WHAT NEEDS TO BE DONE
Copy every line of the listing below without changing anything, but leave out the pictures.

==== EXERCISE DATA ====

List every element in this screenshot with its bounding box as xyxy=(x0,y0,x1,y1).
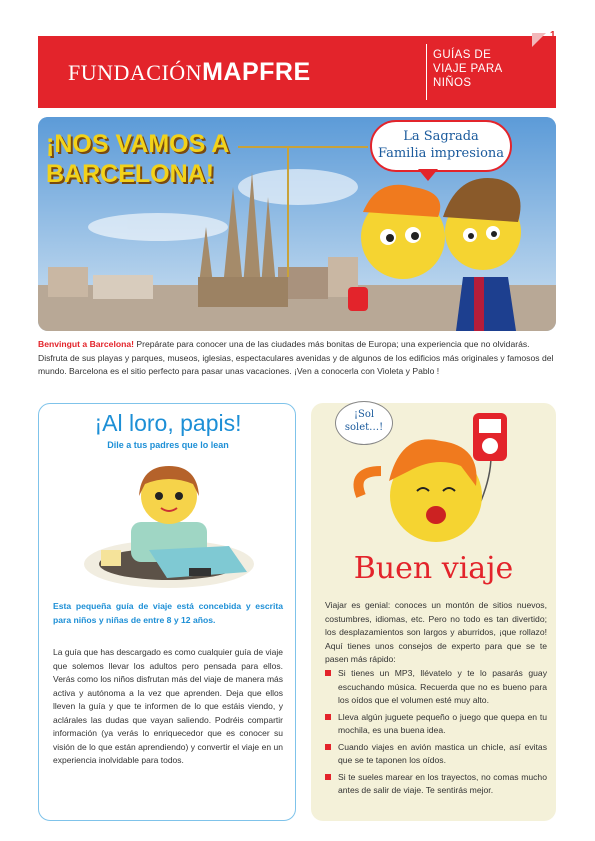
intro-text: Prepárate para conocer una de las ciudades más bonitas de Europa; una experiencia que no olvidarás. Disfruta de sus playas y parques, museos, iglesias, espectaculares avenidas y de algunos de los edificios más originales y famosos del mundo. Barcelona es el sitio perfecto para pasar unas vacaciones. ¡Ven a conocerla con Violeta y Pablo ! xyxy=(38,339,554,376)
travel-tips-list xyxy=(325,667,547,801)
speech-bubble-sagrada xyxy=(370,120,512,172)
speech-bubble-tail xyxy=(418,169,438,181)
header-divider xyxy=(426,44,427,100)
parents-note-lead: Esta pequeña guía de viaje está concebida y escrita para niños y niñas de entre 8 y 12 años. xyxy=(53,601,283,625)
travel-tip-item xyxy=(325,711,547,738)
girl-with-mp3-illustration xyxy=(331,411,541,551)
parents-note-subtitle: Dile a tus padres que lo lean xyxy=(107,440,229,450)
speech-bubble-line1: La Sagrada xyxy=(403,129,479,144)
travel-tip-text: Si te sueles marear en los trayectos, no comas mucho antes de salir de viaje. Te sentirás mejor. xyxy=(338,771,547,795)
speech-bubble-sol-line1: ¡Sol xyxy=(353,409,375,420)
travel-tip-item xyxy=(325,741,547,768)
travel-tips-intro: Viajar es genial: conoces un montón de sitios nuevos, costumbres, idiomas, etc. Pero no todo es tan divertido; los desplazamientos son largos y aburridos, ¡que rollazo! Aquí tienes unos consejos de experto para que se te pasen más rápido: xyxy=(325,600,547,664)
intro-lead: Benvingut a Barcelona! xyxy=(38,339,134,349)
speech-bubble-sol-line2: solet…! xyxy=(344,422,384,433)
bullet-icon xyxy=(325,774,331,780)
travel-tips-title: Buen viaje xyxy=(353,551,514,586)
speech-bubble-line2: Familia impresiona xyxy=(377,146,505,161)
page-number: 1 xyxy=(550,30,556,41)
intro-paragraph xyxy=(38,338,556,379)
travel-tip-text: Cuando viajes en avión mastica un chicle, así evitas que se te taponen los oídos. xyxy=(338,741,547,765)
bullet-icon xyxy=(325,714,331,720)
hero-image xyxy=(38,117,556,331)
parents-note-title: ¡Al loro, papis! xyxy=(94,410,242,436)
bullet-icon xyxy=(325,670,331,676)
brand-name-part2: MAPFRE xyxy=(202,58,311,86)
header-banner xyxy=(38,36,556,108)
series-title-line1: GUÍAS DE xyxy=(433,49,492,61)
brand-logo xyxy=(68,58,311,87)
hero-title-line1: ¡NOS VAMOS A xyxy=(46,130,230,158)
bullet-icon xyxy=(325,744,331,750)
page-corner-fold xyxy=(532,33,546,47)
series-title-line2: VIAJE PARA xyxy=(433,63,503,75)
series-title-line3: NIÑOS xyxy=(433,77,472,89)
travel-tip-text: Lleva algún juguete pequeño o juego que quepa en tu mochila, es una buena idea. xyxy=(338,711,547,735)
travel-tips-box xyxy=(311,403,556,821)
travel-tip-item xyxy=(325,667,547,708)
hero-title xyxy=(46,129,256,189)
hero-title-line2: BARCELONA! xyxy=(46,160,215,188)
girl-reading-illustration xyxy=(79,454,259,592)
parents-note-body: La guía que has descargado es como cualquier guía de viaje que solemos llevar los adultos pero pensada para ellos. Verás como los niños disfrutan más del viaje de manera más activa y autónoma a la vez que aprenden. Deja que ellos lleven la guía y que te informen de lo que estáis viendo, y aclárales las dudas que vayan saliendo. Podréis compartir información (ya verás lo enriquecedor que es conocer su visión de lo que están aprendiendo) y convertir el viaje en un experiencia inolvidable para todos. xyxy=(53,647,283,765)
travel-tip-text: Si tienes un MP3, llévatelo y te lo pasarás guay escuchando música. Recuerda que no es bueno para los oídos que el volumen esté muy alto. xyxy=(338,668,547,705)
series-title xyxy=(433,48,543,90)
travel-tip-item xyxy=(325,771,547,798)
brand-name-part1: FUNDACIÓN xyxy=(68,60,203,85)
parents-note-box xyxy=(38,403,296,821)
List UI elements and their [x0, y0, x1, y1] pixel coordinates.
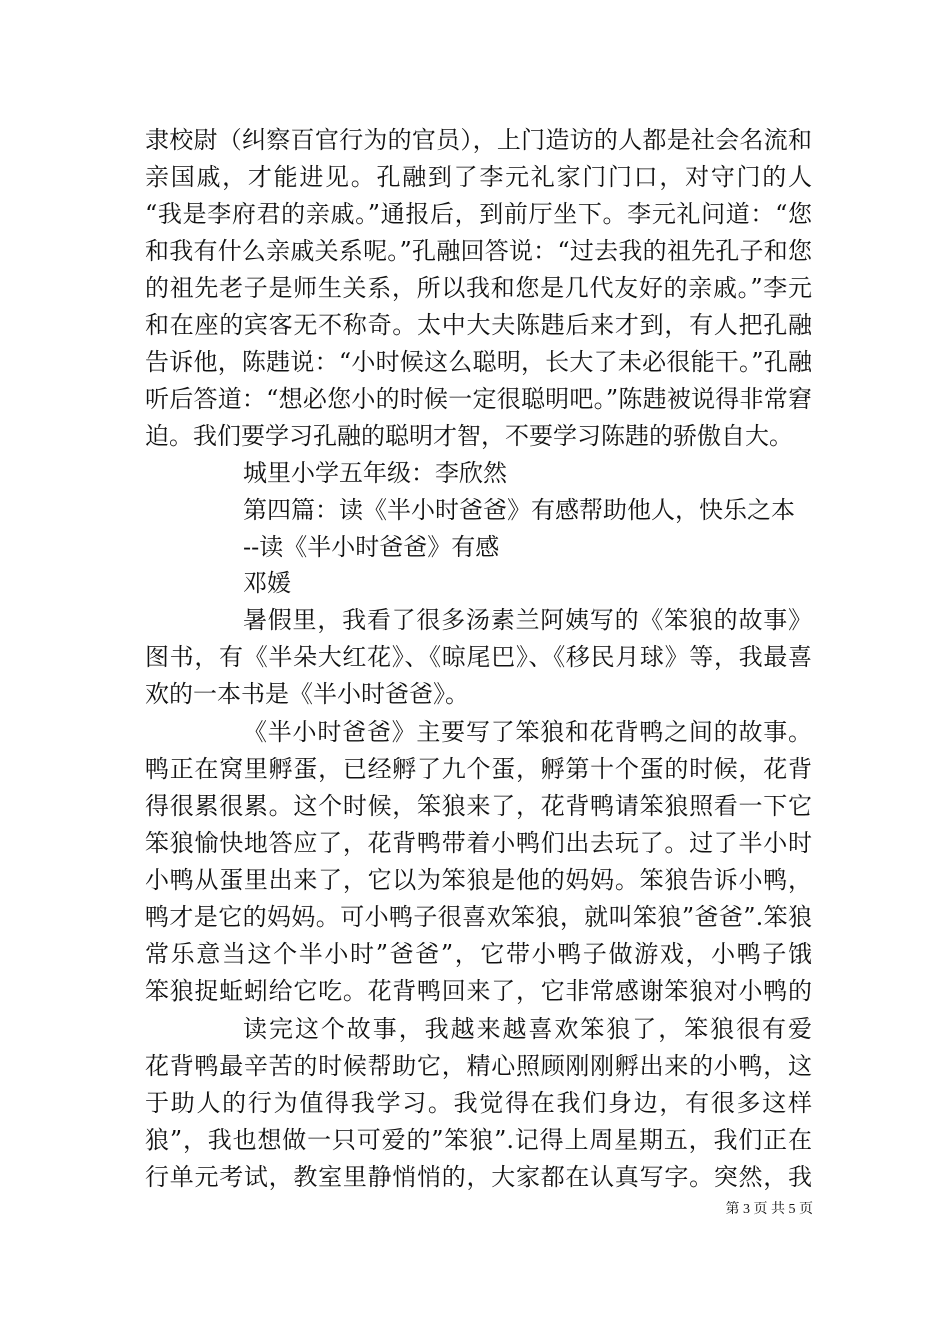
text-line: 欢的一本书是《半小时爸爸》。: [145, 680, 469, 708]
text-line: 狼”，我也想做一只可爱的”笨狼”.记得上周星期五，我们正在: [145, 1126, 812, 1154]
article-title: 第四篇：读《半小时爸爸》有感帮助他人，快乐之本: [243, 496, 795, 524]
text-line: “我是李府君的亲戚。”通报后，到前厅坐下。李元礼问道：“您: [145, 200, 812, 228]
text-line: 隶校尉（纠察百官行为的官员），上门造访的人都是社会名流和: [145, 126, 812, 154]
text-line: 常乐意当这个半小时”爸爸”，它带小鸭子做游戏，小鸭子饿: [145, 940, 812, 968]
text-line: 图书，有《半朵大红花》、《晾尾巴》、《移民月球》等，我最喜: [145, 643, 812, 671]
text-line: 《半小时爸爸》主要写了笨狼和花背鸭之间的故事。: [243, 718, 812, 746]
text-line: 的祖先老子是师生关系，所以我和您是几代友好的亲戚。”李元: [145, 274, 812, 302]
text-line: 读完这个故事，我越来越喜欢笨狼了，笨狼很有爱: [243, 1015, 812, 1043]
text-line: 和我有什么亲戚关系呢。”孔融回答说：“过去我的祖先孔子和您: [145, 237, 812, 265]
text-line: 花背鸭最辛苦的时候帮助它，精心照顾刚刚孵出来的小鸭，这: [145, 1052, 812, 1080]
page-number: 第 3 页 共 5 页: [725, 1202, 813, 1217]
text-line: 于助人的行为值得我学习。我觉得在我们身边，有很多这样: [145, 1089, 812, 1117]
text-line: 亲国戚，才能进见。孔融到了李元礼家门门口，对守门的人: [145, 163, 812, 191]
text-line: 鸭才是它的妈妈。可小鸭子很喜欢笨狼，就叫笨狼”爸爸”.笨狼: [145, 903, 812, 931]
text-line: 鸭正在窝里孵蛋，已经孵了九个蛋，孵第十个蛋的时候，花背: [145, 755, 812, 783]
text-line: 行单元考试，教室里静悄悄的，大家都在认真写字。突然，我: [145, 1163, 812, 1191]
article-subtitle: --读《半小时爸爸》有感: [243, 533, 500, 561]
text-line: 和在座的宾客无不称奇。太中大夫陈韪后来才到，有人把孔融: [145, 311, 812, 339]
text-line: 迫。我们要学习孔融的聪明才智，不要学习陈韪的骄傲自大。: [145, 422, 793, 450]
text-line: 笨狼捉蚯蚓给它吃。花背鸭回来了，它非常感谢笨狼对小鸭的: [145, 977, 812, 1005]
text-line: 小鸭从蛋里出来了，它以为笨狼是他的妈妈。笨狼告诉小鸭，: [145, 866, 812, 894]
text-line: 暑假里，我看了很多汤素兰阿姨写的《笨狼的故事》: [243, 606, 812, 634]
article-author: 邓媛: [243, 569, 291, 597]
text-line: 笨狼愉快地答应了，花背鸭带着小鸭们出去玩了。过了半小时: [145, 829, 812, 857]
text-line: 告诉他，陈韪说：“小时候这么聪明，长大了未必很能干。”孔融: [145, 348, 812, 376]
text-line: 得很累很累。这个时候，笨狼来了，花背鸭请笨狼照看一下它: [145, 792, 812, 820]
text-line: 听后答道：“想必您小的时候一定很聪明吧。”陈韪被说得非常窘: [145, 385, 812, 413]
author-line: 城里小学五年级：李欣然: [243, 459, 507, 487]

====

ANSWER TO THIS PROBLEM
List every element in this screenshot with its bounding box as xyxy=(x0,y0,x1,y1).
intro-text: Prepárate para conocer una de las ciudades más bonitas de Europa; una experiencia que no olvidarás. Disfruta de sus playas y parques, museos, iglesias, espectaculares avenidas y de algunos de los edificios más originales y famosos del mundo. Barcelona es el sitio perfecto para pasar unas vacaciones. ¡Ven a conocerla con Violeta y Pablo ! xyxy=(38,339,554,376)
travel-tips-list xyxy=(325,667,547,801)
speech-bubble-sagrada xyxy=(370,120,512,172)
speech-bubble-tail xyxy=(418,169,438,181)
header-divider xyxy=(426,44,427,100)
parents-note-lead: Esta pequeña guía de viaje está concebida y escrita para niños y niñas de entre 8 y 12 años. xyxy=(53,601,283,625)
travel-tip-item xyxy=(325,711,547,738)
girl-with-mp3-illustration xyxy=(331,411,541,551)
parents-note-subtitle: Dile a tus padres que lo lean xyxy=(107,440,229,450)
speech-bubble-line1: La Sagrada xyxy=(403,129,479,144)
travel-tip-text: Si te sueles marear en los trayectos, no comas mucho antes de salir de viaje. Te sentirás mejor. xyxy=(338,771,547,795)
speech-bubble-sol-line1: ¡Sol xyxy=(353,409,375,420)
travel-tip-item xyxy=(325,741,547,768)
travel-tips-intro: Viajar es genial: conoces un montón de sitios nuevos, costumbres, idiomas, etc. Pero no todo es tan divertido; los desplazamientos son largos y aburridos, ¡que rollazo! Aquí tienes unos consejos de experto para que se te pasen más rápido: xyxy=(325,600,547,664)
intro-lead: Benvingut a Barcelona! xyxy=(38,339,134,349)
speech-bubble-sol-line2: solet…! xyxy=(344,422,384,433)
bullet-icon xyxy=(325,774,331,780)
travel-tips-title: Buen viaje xyxy=(353,551,514,586)
speech-bubble-line2: Familia impresiona xyxy=(377,146,505,161)
page-number: 1 xyxy=(550,30,556,41)
intro-paragraph xyxy=(38,338,556,379)
travel-tip-text: Cuando viajes en avión mastica un chicle, así evitas que se te taponen los oídos. xyxy=(338,741,547,765)
bullet-icon xyxy=(325,714,331,720)
hero-image xyxy=(38,117,556,331)
parents-note-title: ¡Al loro, papis! xyxy=(94,410,242,436)
bullet-icon xyxy=(325,670,331,676)
brand-name-part2: MAPFRE xyxy=(202,58,311,86)
header-banner xyxy=(38,36,556,108)
series-title-line1: GUÍAS DE xyxy=(433,49,492,61)
brand-logo xyxy=(68,58,311,87)
hero-title-line1: ¡NOS VAMOS A xyxy=(46,130,230,158)
bullet-icon xyxy=(325,744,331,750)
page-corner-fold xyxy=(532,33,546,47)
series-title-line2: VIAJE PARA xyxy=(433,63,503,75)
series-title-line3: NIÑOS xyxy=(433,77,472,89)
travel-tip-text: Lleva algún juguete pequeño o juego que quepa en tu mochila, es una buena idea. xyxy=(338,711,547,735)
travel-tips-box xyxy=(311,403,556,821)
travel-tip-item xyxy=(325,667,547,708)
hero-title xyxy=(46,129,256,189)
hero-title-line2: BARCELONA! xyxy=(46,160,215,188)
girl-reading-illustration xyxy=(79,454,259,592)
parents-note-body: La guía que has descargado es como cualquier guía de viaje que solemos llevar los adultos pero pensada para ellos. Verás como los niños disfrutan más del viaje de manera más activa y autónoma a la vez que aprenden. Deja que ellos lleven la guía y que te informen de lo que estáis viendo, y aclárales las dudas que vayan saliendo. Podréis compartir información (ya verás lo enriquecedor que es conocer su visión de lo que están aprendiendo) y convertir el viaje en un experiencia inolvidable para todos. xyxy=(53,647,283,765)
travel-tip-text: Si tienes un MP3, llévatelo y te lo pasarás guay escuchando música. Recuerda que no es bueno para los oídos que el volumen esté muy alto. xyxy=(338,668,547,705)
series-title xyxy=(433,48,543,90)
travel-tip-item xyxy=(325,771,547,798)
brand-name-part1: FUNDACIÓN xyxy=(68,60,203,85)
parents-note-box xyxy=(38,403,296,821)
List UI elements and their [x0, y0, x1, y1] pixel coordinates.
text-line: 欢的一本书是《半小时爸爸》。: [145, 680, 469, 708]
text-line: 狼”，我也想做一只可爱的”笨狼”.记得上周星期五，我们正在: [145, 1126, 812, 1154]
article-title: 第四篇：读《半小时爸爸》有感帮助他人，快乐之本: [243, 496, 795, 524]
text-line: “我是李府君的亲戚。”通报后，到前厅坐下。李元礼问道：“您: [145, 200, 812, 228]
text-line: 隶校尉（纠察百官行为的官员），上门造访的人都是社会名流和: [145, 126, 812, 154]
text-line: 常乐意当这个半小时”爸爸”，它带小鸭子做游戏，小鸭子饿: [145, 940, 812, 968]
text-line: 图书，有《半朵大红花》、《晾尾巴》、《移民月球》等，我最喜: [145, 643, 812, 671]
text-line: 《半小时爸爸》主要写了笨狼和花背鸭之间的故事。: [243, 718, 812, 746]
text-line: 的祖先老子是师生关系，所以我和您是几代友好的亲戚。”李元: [145, 274, 812, 302]
text-line: 读完这个故事，我越来越喜欢笨狼了，笨狼很有爱: [243, 1015, 812, 1043]
text-line: 和我有什么亲戚关系呢。”孔融回答说：“过去我的祖先孔子和您: [145, 237, 812, 265]
text-line: 花背鸭最辛苦的时候帮助它，精心照顾刚刚孵出来的小鸭，这: [145, 1052, 812, 1080]
page-number: 第 3 页 共 5 页: [725, 1202, 813, 1217]
text-line: 于助人的行为值得我学习。我觉得在我们身边，有很多这样: [145, 1089, 812, 1117]
text-line: 亲国戚，才能进见。孔融到了李元礼家门门口，对守门的人: [145, 163, 812, 191]
text-line: 鸭才是它的妈妈。可小鸭子很喜欢笨狼，就叫笨狼”爸爸”.笨狼: [145, 903, 812, 931]
text-line: 鸭正在窝里孵蛋，已经孵了九个蛋，孵第十个蛋的时候，花背: [145, 755, 812, 783]
text-line: 行单元考试，教室里静悄悄的，大家都在认真写字。突然，我: [145, 1163, 812, 1191]
article-subtitle: --读《半小时爸爸》有感: [243, 533, 500, 561]
text-line: 和在座的宾客无不称奇。太中大夫陈韪后来才到，有人把孔融: [145, 311, 812, 339]
text-line: 迫。我们要学习孔融的聪明才智，不要学习陈韪的骄傲自大。: [145, 422, 793, 450]
text-line: 笨狼捉蚯蚓给它吃。花背鸭回来了，它非常感谢笨狼对小鸭的: [145, 977, 812, 1005]
text-line: 小鸭从蛋里出来了，它以为笨狼是他的妈妈。笨狼告诉小鸭，: [145, 866, 812, 894]
text-line: 暑假里，我看了很多汤素兰阿姨写的《笨狼的故事》: [243, 606, 812, 634]
article-author: 邓媛: [243, 569, 291, 597]
text-line: 笨狼愉快地答应了，花背鸭带着小鸭们出去玩了。过了半小时: [145, 829, 812, 857]
text-line: 告诉他，陈韪说：“小时候这么聪明，长大了未必很能干。”孔融: [145, 348, 812, 376]
text-line: 得很累很累。这个时候，笨狼来了，花背鸭请笨狼照看一下它: [145, 792, 812, 820]
text-line: 听后答道：“想必您小的时候一定很聪明吧。”陈韪被说得非常窘: [145, 385, 812, 413]
author-line: 城里小学五年级：李欣然: [243, 459, 507, 487]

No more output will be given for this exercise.